===== WORKING DATA

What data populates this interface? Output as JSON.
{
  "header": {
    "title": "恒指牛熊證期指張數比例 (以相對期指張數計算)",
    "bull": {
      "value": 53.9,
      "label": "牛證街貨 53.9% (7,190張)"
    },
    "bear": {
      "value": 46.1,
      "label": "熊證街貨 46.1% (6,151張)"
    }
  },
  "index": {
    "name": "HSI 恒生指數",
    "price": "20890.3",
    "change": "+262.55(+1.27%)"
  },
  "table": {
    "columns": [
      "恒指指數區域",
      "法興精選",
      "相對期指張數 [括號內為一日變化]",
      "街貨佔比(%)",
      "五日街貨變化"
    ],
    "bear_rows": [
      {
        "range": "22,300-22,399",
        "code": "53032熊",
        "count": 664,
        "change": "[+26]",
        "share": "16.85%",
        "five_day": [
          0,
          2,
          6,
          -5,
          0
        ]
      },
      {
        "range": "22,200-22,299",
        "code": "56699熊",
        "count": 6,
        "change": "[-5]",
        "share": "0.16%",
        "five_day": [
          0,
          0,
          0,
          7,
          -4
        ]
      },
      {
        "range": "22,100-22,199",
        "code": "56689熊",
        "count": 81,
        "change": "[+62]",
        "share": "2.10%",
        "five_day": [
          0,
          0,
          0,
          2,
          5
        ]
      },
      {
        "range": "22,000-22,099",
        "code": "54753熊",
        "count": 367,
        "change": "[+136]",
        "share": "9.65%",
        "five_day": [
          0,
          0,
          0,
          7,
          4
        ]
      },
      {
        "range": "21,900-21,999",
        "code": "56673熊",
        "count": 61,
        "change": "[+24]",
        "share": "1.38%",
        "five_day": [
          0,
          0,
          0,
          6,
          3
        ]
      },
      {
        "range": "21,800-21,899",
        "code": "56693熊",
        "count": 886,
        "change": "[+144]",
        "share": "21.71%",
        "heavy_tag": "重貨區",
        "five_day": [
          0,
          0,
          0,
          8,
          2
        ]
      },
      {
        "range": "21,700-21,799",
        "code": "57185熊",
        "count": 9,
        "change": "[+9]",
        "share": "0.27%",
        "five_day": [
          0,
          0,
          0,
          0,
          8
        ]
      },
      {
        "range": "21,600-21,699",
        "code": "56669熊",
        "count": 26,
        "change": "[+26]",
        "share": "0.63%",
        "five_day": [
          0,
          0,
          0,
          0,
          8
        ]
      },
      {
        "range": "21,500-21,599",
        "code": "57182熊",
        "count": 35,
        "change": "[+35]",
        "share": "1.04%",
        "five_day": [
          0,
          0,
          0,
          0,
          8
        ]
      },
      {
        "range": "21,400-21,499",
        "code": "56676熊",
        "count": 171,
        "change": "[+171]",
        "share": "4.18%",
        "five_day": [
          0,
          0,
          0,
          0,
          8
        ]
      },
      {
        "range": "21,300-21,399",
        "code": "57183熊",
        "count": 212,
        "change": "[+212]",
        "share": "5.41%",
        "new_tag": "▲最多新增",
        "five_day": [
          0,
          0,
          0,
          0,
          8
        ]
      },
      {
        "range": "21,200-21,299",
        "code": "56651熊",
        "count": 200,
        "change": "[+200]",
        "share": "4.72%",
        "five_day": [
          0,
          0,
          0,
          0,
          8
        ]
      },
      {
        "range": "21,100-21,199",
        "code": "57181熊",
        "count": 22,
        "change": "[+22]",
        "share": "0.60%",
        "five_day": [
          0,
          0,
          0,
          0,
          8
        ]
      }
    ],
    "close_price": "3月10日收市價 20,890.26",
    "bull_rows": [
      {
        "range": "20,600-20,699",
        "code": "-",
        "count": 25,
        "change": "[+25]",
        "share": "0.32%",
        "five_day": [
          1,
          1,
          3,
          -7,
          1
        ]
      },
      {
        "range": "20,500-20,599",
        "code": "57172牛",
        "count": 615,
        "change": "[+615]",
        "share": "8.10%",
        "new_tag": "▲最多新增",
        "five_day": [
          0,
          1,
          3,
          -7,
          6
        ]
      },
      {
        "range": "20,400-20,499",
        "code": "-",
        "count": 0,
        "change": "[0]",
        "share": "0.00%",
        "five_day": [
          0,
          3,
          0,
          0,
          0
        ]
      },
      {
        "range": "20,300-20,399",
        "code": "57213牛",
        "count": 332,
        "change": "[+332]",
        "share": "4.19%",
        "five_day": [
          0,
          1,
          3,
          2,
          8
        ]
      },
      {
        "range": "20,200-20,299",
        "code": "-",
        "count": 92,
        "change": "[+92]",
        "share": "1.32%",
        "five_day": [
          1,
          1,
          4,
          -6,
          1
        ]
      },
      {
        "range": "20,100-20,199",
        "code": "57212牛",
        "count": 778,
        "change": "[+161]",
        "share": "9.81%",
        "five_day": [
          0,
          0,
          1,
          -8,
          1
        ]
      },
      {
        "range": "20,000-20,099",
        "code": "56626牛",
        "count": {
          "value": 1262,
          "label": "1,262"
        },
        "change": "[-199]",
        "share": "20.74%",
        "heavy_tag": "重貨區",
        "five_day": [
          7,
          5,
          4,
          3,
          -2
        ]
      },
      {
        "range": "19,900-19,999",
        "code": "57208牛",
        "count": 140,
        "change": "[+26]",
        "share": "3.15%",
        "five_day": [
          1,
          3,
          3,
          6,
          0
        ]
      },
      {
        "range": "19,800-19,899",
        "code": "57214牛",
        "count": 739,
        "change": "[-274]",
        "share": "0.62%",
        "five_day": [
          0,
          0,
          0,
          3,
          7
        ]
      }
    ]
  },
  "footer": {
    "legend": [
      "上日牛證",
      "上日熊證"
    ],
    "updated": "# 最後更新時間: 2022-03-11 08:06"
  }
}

==========

> [CHALLENGE]: Every entry should be printed again exactly as written.

> [SOLUTION TO THIS TASK]:
What data populates this interface? Output as JSON.
{
  "header": {
    "title": "恒指牛熊證期指張數比例 (以相對期指張數計算)",
    "bull": {
      "value": 53.9,
      "label": "牛證街貨 53.9% (7,190張)"
    },
    "bear": {
      "value": 46.1,
      "label": "熊證街貨 46.1% (6,151張)"
    }
  },
  "index": {
    "name": "HSI 恒生指數",
    "price": "20890.3",
    "change": "+262.55(+1.27%)"
  },
  "table": {
    "columns": [
      "恒指指數區域",
      "法興精選",
      "相對期指張數 [括號內為一日變化]",
      "街貨佔比(%)",
      "五日街貨變化"
    ],
    "bear_rows": [
      {
        "range": "22,300-22,399",
        "code": "53032熊",
        "count": 664,
        "change": "[+26]",
        "share": "16.85%",
        "five_day": [
          0,
          2,
          6,
          -5,
          0
        ]
      },
      {
        "range": "22,200-22,299",
        "code": "56699熊",
        "count": 6,
        "change": "[-5]",
        "share": "0.16%",
        "five_day": [
          0,
          0,
          0,
          7,
          -4
        ]
      },
      {
        "range": "22,100-22,199",
        "code": "56689熊",
        "count": 81,
        "change": "[+62]",
        "share": "2.10%",
        "five_day": [
          0,
          0,
          0,
          2,
          5
        ]
      },
      {
        "range": "22,000-22,099",
        "code": "54753熊",
        "count": 367,
        "change": "[+136]",
        "share": "9.65%",
        "five_day": [
          0,
          0,
          0,
          7,
          4
        ]
      },
      {
        "range": "21,900-21,999",
        "code": "56673熊",
        "count": 61,
        "change": "[+24]",
        "share": "1.38%",
        "five_day": [
          0,
          0,
          0,
          6,
          3
        ]
      },
      {
        "range": "21,800-21,899",
        "code": "56693熊",
        "count": 886,
        "change": "[+144]",
        "share": "21.71%",
        "heavy_tag": "重貨區",
        "five_day": [
          0,
          0,
          0,
          8,
          2
        ]
      },
      {
        "range": "21,700-21,799",
        "code": "57185熊",
        "count": 9,
        "change": "[+9]",
        "share": "0.27%",
        "five_day": [
          0,
          0,
          0,
          0,
          8
        ]
      },
      {
        "range": "21,600-21,699",
        "code": "56669熊",
        "count": 26,
        "change": "[+26]",
        "share": "0.63%",
        "five_day": [
          0,
          0,
          0,
          0,
          8
        ]
      },
      {
        "range": "21,500-21,599",
        "code": "57182熊",
        "count": 35,
        "change": "[+35]",
        "share": "1.04%",
        "five_day": [
          0,
          0,
          0,
          0,
          8
        ]
      },
      {
        "range": "21,400-21,499",
        "code": "56676熊",
        "count": 171,
        "change": "[+171]",
        "share": "4.18%",
        "five_day": [
          0,
          0,
          0,
          0,
          8
        ]
      },
      {
        "range": "21,300-21,399",
        "code": "57183熊",
        "count": 212,
        "change": "[+212]",
        "share": "5.41%",
        "new_tag": "▲最多新增",
        "five_day": [
          0,
          0,
          0,
          0,
          8
        ]
      },
      {
        "range": "21,200-21,299",
        "code": "56651熊",
        "count": 200,
        "change": "[+200]",
        "share": "4.72%",
        "five_day": [
          0,
          0,
          0,
          0,
          8
        ]
      },
      {
        "range": "21,100-21,199",
        "code": "57181熊",
        "count": 22,
        "change": "[+22]",
        "share": "0.60%",
        "five_day": [
          0,
          0,
          0,
          0,
          8
        ]
      }
    ],
    "close_price": "3月10日收市價 20,890.26",
    "bull_rows": [
      {
        "range": "20,600-20,699",
        "code": "-",
        "count": 25,
        "change": "[+25]",
        "share": "0.32%",
        "five_day": [
          1,
          1,
          3,
          -7,
          1
        ]
      },
      {
        "range": "20,500-20,599",
        "code": "57172牛",
        "count": 615,
        "change": "[+615]",
        "share": "8.10%",
        "new_tag": "▲最多新增",
        "five_day": [
          0,
          1,
          3,
          -7,
          6
        ]
      },
      {
        "range": "20,400-20,499",
        "code": "-",
        "count": 0,
        "change": "[0]",
        "share": "0.00%",
        "five_day": [
          0,
          3,
          0,
          0,
          0
        ]
      },
      {
        "range": "20,300-20,399",
        "code": "57213牛",
        "count": 332,
        "change": "[+332]",
        "share": "4.19%",
        "five_day": [
          0,
          1,
          3,
          2,
          8
        ]
      },
      {
        "range": "20,200-20,299",
        "code": "-",
        "count": 92,
        "change": "[+92]",
        "share": "1.32%",
        "five_day": [
          1,
          1,
          4,
          -6,
          1
        ]
      },
      {
        "range": "20,100-20,199",
        "code": "57212牛",
        "count": 778,
        "change": "[+161]",
        "share": "9.81%",
        "five_day": [
          0,
          0,
          1,
          -8,
          1
        ]
      },
      {
        "range": "20,000-20,099",
        "code": "56626牛",
        "count": {
          "value": 1262,
          "label": "1,262"
        },
        "change": "[-199]",
        "share": "20.74%",
        "heavy_tag": "重貨區",
        "five_day": [
          7,
          5,
          4,
          3,
          -2
        ]
      },
      {
        "range": "19,900-19,999",
        "code": "57208牛",
        "count": 140,
        "change": "[+26]",
        "share": "3.15%",
        "five_day": [
          1,
          3,
          3,
          6,
          0
        ]
      },
      {
        "range": "19,800-19,899",
        "code": "57214牛",
        "count": 739,
        "change": "[-274]",
        "share": "0.62%",
        "five_day": [
          0,
          0,
          0,
          3,
          7
        ]
      }
    ]
  },
  "footer": {
    "legend": [
      "上日牛證",
      "上日熊證"
    ],
    "updated": "# 最後更新時間: 2022-03-11 08:06"
  }
}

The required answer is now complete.